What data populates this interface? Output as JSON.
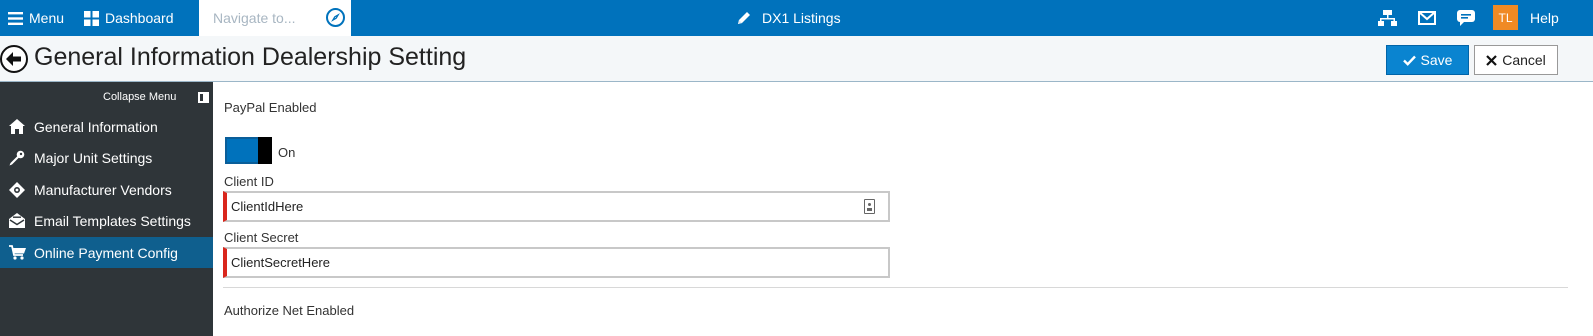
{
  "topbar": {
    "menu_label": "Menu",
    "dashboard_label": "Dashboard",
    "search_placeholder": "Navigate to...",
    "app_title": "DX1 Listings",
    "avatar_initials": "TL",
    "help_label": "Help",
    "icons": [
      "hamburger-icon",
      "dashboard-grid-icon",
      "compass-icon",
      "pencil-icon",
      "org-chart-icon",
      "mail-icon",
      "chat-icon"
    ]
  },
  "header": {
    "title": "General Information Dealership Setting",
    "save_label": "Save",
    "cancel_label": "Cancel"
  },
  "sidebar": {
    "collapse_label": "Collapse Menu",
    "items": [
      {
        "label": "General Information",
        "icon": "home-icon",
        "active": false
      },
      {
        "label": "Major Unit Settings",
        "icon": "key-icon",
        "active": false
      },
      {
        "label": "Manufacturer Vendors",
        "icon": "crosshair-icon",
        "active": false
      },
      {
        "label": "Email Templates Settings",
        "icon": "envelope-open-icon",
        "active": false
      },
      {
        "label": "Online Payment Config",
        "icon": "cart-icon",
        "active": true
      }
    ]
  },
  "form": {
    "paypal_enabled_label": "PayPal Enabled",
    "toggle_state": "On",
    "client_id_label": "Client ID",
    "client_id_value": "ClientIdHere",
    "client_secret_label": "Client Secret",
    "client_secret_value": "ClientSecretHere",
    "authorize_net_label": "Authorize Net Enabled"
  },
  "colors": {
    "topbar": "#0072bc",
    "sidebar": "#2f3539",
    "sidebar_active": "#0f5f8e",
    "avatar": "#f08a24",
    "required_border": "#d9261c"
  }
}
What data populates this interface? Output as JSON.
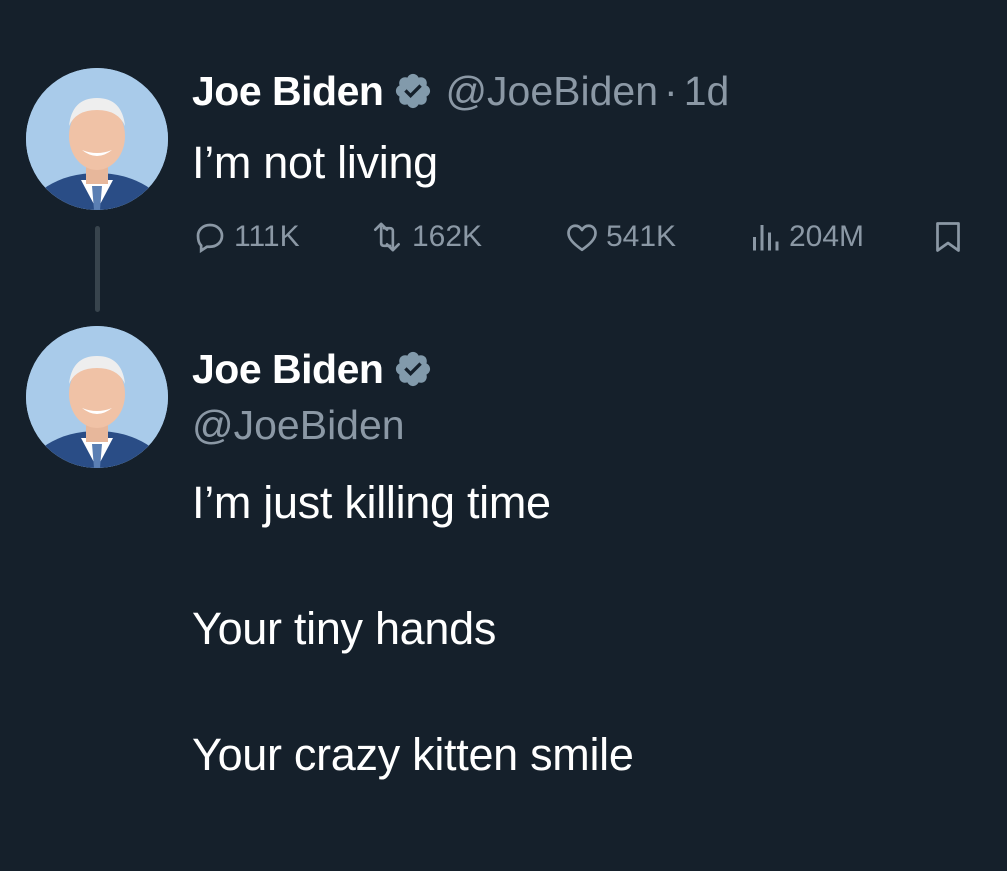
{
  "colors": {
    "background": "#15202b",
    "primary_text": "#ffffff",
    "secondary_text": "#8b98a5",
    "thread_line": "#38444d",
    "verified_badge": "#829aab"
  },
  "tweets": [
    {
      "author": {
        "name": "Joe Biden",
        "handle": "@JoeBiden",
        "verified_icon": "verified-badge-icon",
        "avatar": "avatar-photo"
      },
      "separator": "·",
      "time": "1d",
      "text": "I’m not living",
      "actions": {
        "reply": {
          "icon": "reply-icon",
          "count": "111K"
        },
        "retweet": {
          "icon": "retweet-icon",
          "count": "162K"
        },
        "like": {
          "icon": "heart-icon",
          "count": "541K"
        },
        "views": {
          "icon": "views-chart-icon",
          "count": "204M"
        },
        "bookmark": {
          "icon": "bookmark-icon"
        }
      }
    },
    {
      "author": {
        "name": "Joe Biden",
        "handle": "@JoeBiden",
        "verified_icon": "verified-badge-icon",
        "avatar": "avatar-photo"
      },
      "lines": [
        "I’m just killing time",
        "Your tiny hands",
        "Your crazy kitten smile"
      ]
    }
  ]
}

□ □ □ □ □

▸ Exercise goal: An exact transcription of all the entries is required, without the pictures.

▸ Solution below:
What data populates this interface? Output as JSON.
{
  "topbar": {
    "menu_label": "Menu",
    "dashboard_label": "Dashboard",
    "search_placeholder": "Navigate to...",
    "app_title": "DX1 Listings",
    "avatar_initials": "TL",
    "help_label": "Help",
    "icons": [
      "hamburger-icon",
      "dashboard-grid-icon",
      "compass-icon",
      "pencil-icon",
      "org-chart-icon",
      "mail-icon",
      "chat-icon"
    ]
  },
  "header": {
    "title": "General Information Dealership Setting",
    "save_label": "Save",
    "cancel_label": "Cancel"
  },
  "sidebar": {
    "collapse_label": "Collapse Menu",
    "items": [
      {
        "label": "General Information",
        "icon": "home-icon",
        "active": false
      },
      {
        "label": "Major Unit Settings",
        "icon": "key-icon",
        "active": false
      },
      {
        "label": "Manufacturer Vendors",
        "icon": "crosshair-icon",
        "active": false
      },
      {
        "label": "Email Templates Settings",
        "icon": "envelope-open-icon",
        "active": false
      },
      {
        "label": "Online Payment Config",
        "icon": "cart-icon",
        "active": true
      }
    ]
  },
  "form": {
    "paypal_enabled_label": "PayPal Enabled",
    "toggle_state": "On",
    "client_id_label": "Client ID",
    "client_id_value": "ClientIdHere",
    "client_secret_label": "Client Secret",
    "client_secret_value": "ClientSecretHere",
    "authorize_net_label": "Authorize Net Enabled"
  },
  "colors": {
    "topbar": "#0072bc",
    "sidebar": "#2f3539",
    "sidebar_active": "#0f5f8e",
    "avatar": "#f08a24",
    "required_border": "#d9261c"
  }
}
What data populates this interface? Output as JSON.
{
  "colors": {
    "background": "#15202b",
    "primary_text": "#ffffff",
    "secondary_text": "#8b98a5",
    "thread_line": "#38444d",
    "verified_badge": "#829aab"
  },
  "tweets": [
    {
      "author": {
        "name": "Joe Biden",
        "handle": "@JoeBiden",
        "verified_icon": "verified-badge-icon",
        "avatar": "avatar-photo"
      },
      "separator": "·",
      "time": "1d",
      "text": "I’m not living",
      "actions": {
        "reply": {
          "icon": "reply-icon",
          "count": "111K"
        },
        "retweet": {
          "icon": "retweet-icon",
          "count": "162K"
        },
        "like": {
          "icon": "heart-icon",
          "count": "541K"
        },
        "views": {
          "icon": "views-chart-icon",
          "count": "204M"
        },
        "bookmark": {
          "icon": "bookmark-icon"
        }
      }
    },
    {
      "author": {
        "name": "Joe Biden",
        "handle": "@JoeBiden",
        "verified_icon": "verified-badge-icon",
        "avatar": "avatar-photo"
      },
      "lines": [
        "I’m just killing time",
        "Your tiny hands",
        "Your crazy kitten smile"
      ]
    }
  ]
}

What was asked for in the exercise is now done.